_Exercise instructions_
Make an exact copy of the records, with the pictures left out.

_Extracted material_
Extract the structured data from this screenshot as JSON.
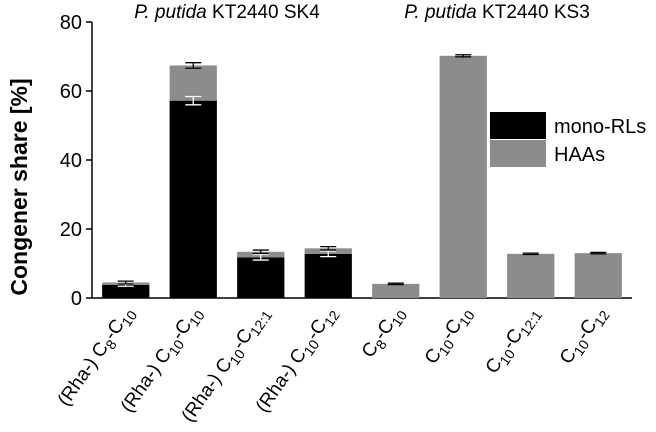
{
  "chart_data": {
    "type": "bar",
    "stacked": true,
    "ylabel": "Congener share [%]",
    "ylim": [
      0,
      80
    ],
    "yticks": [
      0,
      20,
      40,
      60,
      80
    ],
    "groups": [
      {
        "name_italic": "P. putida",
        "name_rest": " KT2440 SK4"
      },
      {
        "name_italic": "P. putida",
        "name_rest": " KT2440 KS3"
      }
    ],
    "categories": [
      {
        "prefix": "(Rha-) ",
        "a": "C",
        "a_sub": "8",
        "b": "C",
        "b_sub": "10"
      },
      {
        "prefix": "(Rha-) ",
        "a": "C",
        "a_sub": "10",
        "b": "C",
        "b_sub": "10"
      },
      {
        "prefix": "(Rha-) ",
        "a": "C",
        "a_sub": "10",
        "b": "C",
        "b_sub": "12:1"
      },
      {
        "prefix": "(Rha-) ",
        "a": "C",
        "a_sub": "10",
        "b": "C",
        "b_sub": "12"
      },
      {
        "prefix": "",
        "a": "C",
        "a_sub": "8",
        "b": "C",
        "b_sub": "10"
      },
      {
        "prefix": "",
        "a": "C",
        "a_sub": "10",
        "b": "C",
        "b_sub": "10"
      },
      {
        "prefix": "",
        "a": "C",
        "a_sub": "10",
        "b": "C",
        "b_sub": "12:1"
      },
      {
        "prefix": "",
        "a": "C",
        "a_sub": "10",
        "b": "C",
        "b_sub": "12"
      }
    ],
    "series": [
      {
        "name": "mono-RLs",
        "color": "#000000",
        "values": [
          3.8,
          57.2,
          11.8,
          12.8,
          0,
          0,
          0,
          0
        ],
        "errors": [
          0.4,
          1.2,
          0.8,
          0.8,
          0,
          0,
          0,
          0
        ]
      },
      {
        "name": "HAAs",
        "color": "#8c8c8c",
        "values": [
          0.7,
          10.2,
          1.6,
          1.6,
          4.1,
          70.2,
          12.8,
          13.0
        ],
        "errors": [
          0.4,
          0.8,
          0.5,
          0.5,
          0.2,
          0.3,
          0.2,
          0.2
        ]
      }
    ],
    "legend": "right",
    "grid": false
  }
}
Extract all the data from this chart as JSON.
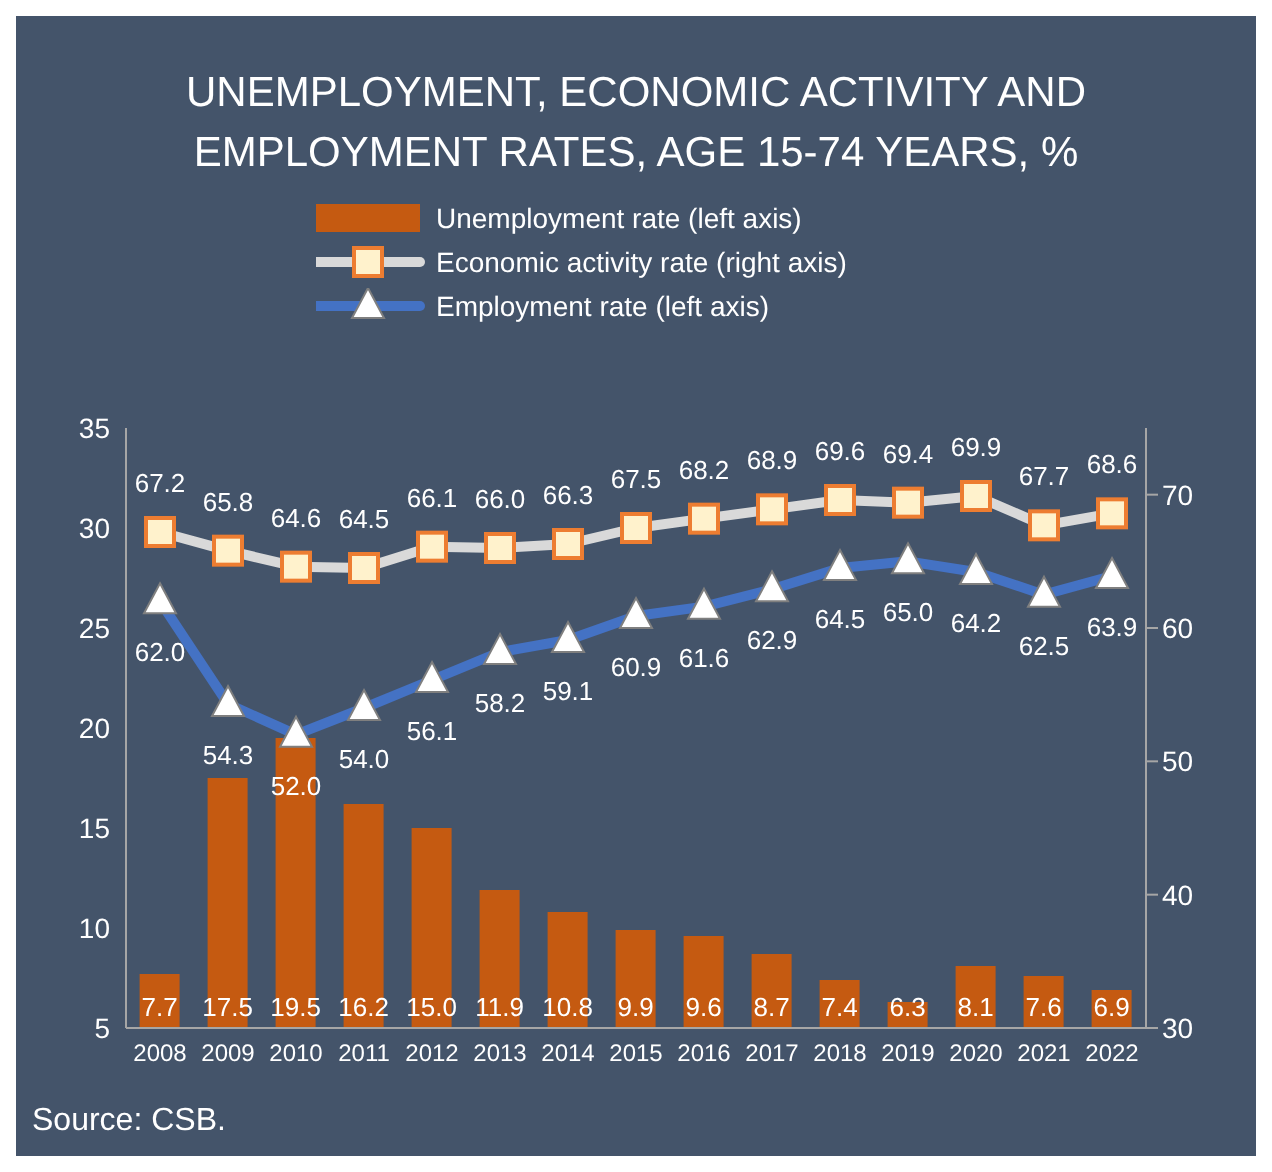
{
  "chart_data": {
    "type": "bar",
    "title": "UNEMPLOYMENT, ECONOMIC ACTIVITY AND EMPLOYMENT RATES, AGE 15-74 YEARS, %",
    "categories": [
      "2008",
      "2009",
      "2010",
      "2011",
      "2012",
      "2013",
      "2014",
      "2015",
      "2016",
      "2017",
      "2018",
      "2019",
      "2020",
      "2021",
      "2022"
    ],
    "series": [
      {
        "name": "Unemployment rate (left axis)",
        "color": "#c55a11",
        "values": [
          7.7,
          17.5,
          19.5,
          16.2,
          15.0,
          11.9,
          10.8,
          9.9,
          9.6,
          8.7,
          7.4,
          6.3,
          8.1,
          7.6,
          6.9
        ],
        "value_labels": [
          "7.7",
          "17.5",
          "19.5",
          "16.2",
          "15.0",
          "11.9",
          "10.8",
          "9.9",
          "9.6",
          "8.7",
          "7.4",
          "6.3",
          "8.1",
          "7.6",
          "6.9"
        ]
      },
      {
        "name": "Economic activity rate (right axis)",
        "type": "line",
        "axis": "y2",
        "color": "#d9d9d9",
        "marker": "square",
        "values": [
          67.2,
          65.8,
          64.6,
          64.5,
          66.1,
          66.0,
          66.3,
          67.5,
          68.2,
          68.9,
          69.6,
          69.4,
          69.9,
          67.7,
          68.6
        ],
        "value_labels": [
          "67.2",
          "65.8",
          "64.6",
          "64.5",
          "66.1",
          "66.0",
          "66.3",
          "67.5",
          "68.2",
          "68.9",
          "69.6",
          "69.4",
          "69.9",
          "67.7",
          "68.6"
        ]
      },
      {
        "name": "Employment rate (left axis)",
        "type": "line",
        "axis": "y2",
        "color": "#4472c4",
        "marker": "triangle",
        "values": [
          62.0,
          54.3,
          52.0,
          54.0,
          56.1,
          58.2,
          59.1,
          60.9,
          61.6,
          62.9,
          64.5,
          65.0,
          64.2,
          62.5,
          63.9
        ],
        "value_labels": [
          "62.0",
          "54.3",
          "52.0",
          "54.0",
          "56.1",
          "58.2",
          "59.1",
          "60.9",
          "61.6",
          "62.9",
          "64.5",
          "65.0",
          "64.2",
          "62.5",
          "63.9"
        ]
      }
    ],
    "ylim": [
      5,
      35
    ],
    "yticks": [
      5,
      10,
      15,
      20,
      25,
      30,
      35
    ],
    "y2lim": [
      30,
      75
    ],
    "y2ticks": [
      30,
      40,
      50,
      60,
      70
    ],
    "legend": "top",
    "annotations": [
      "Source: CSB."
    ]
  }
}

_Full answer_
Extract the structured data from this screenshot as JSON.
{
  "chart_data": {
    "type": "bar",
    "stacked": true,
    "ylabel": "Congener share [%]",
    "ylim": [
      0,
      80
    ],
    "yticks": [
      0,
      20,
      40,
      60,
      80
    ],
    "groups": [
      {
        "name_italic": "P. putida",
        "name_rest": " KT2440 SK4"
      },
      {
        "name_italic": "P. putida",
        "name_rest": " KT2440 KS3"
      }
    ],
    "categories": [
      {
        "prefix": "(Rha-) ",
        "a": "C",
        "a_sub": "8",
        "b": "C",
        "b_sub": "10"
      },
      {
        "prefix": "(Rha-) ",
        "a": "C",
        "a_sub": "10",
        "b": "C",
        "b_sub": "10"
      },
      {
        "prefix": "(Rha-) ",
        "a": "C",
        "a_sub": "10",
        "b": "C",
        "b_sub": "12:1"
      },
      {
        "prefix": "(Rha-) ",
        "a": "C",
        "a_sub": "10",
        "b": "C",
        "b_sub": "12"
      },
      {
        "prefix": "",
        "a": "C",
        "a_sub": "8",
        "b": "C",
        "b_sub": "10"
      },
      {
        "prefix": "",
        "a": "C",
        "a_sub": "10",
        "b": "C",
        "b_sub": "10"
      },
      {
        "prefix": "",
        "a": "C",
        "a_sub": "10",
        "b": "C",
        "b_sub": "12:1"
      },
      {
        "prefix": "",
        "a": "C",
        "a_sub": "10",
        "b": "C",
        "b_sub": "12"
      }
    ],
    "series": [
      {
        "name": "mono-RLs",
        "color": "#000000",
        "values": [
          3.8,
          57.2,
          11.8,
          12.8,
          0,
          0,
          0,
          0
        ],
        "errors": [
          0.4,
          1.2,
          0.8,
          0.8,
          0,
          0,
          0,
          0
        ]
      },
      {
        "name": "HAAs",
        "color": "#8c8c8c",
        "values": [
          0.7,
          10.2,
          1.6,
          1.6,
          4.1,
          70.2,
          12.8,
          13.0
        ],
        "errors": [
          0.4,
          0.8,
          0.5,
          0.5,
          0.2,
          0.3,
          0.2,
          0.2
        ]
      }
    ],
    "legend": "right",
    "grid": false
  }
}
Extract all the data from this chart as JSON.
{
  "chart_data": {
    "type": "bar",
    "title": "UNEMPLOYMENT, ECONOMIC ACTIVITY AND EMPLOYMENT RATES, AGE 15-74 YEARS, %",
    "categories": [
      "2008",
      "2009",
      "2010",
      "2011",
      "2012",
      "2013",
      "2014",
      "2015",
      "2016",
      "2017",
      "2018",
      "2019",
      "2020",
      "2021",
      "2022"
    ],
    "series": [
      {
        "name": "Unemployment rate (left axis)",
        "color": "#c55a11",
        "values": [
          7.7,
          17.5,
          19.5,
          16.2,
          15.0,
          11.9,
          10.8,
          9.9,
          9.6,
          8.7,
          7.4,
          6.3,
          8.1,
          7.6,
          6.9
        ],
        "value_labels": [
          "7.7",
          "17.5",
          "19.5",
          "16.2",
          "15.0",
          "11.9",
          "10.8",
          "9.9",
          "9.6",
          "8.7",
          "7.4",
          "6.3",
          "8.1",
          "7.6",
          "6.9"
        ]
      },
      {
        "name": "Economic activity rate (right axis)",
        "type": "line",
        "axis": "y2",
        "color": "#d9d9d9",
        "marker": "square",
        "values": [
          67.2,
          65.8,
          64.6,
          64.5,
          66.1,
          66.0,
          66.3,
          67.5,
          68.2,
          68.9,
          69.6,
          69.4,
          69.9,
          67.7,
          68.6
        ],
        "value_labels": [
          "67.2",
          "65.8",
          "64.6",
          "64.5",
          "66.1",
          "66.0",
          "66.3",
          "67.5",
          "68.2",
          "68.9",
          "69.6",
          "69.4",
          "69.9",
          "67.7",
          "68.6"
        ]
      },
      {
        "name": "Employment rate (left axis)",
        "type": "line",
        "axis": "y2",
        "color": "#4472c4",
        "marker": "triangle",
        "values": [
          62.0,
          54.3,
          52.0,
          54.0,
          56.1,
          58.2,
          59.1,
          60.9,
          61.6,
          62.9,
          64.5,
          65.0,
          64.2,
          62.5,
          63.9
        ],
        "value_labels": [
          "62.0",
          "54.3",
          "52.0",
          "54.0",
          "56.1",
          "58.2",
          "59.1",
          "60.9",
          "61.6",
          "62.9",
          "64.5",
          "65.0",
          "64.2",
          "62.5",
          "63.9"
        ]
      }
    ],
    "ylim": [
      5,
      35
    ],
    "yticks": [
      5,
      10,
      15,
      20,
      25,
      30,
      35
    ],
    "y2lim": [
      30,
      75
    ],
    "y2ticks": [
      30,
      40,
      50,
      60,
      70
    ],
    "legend": "top",
    "annotations": [
      "Source: CSB."
    ]
  }
}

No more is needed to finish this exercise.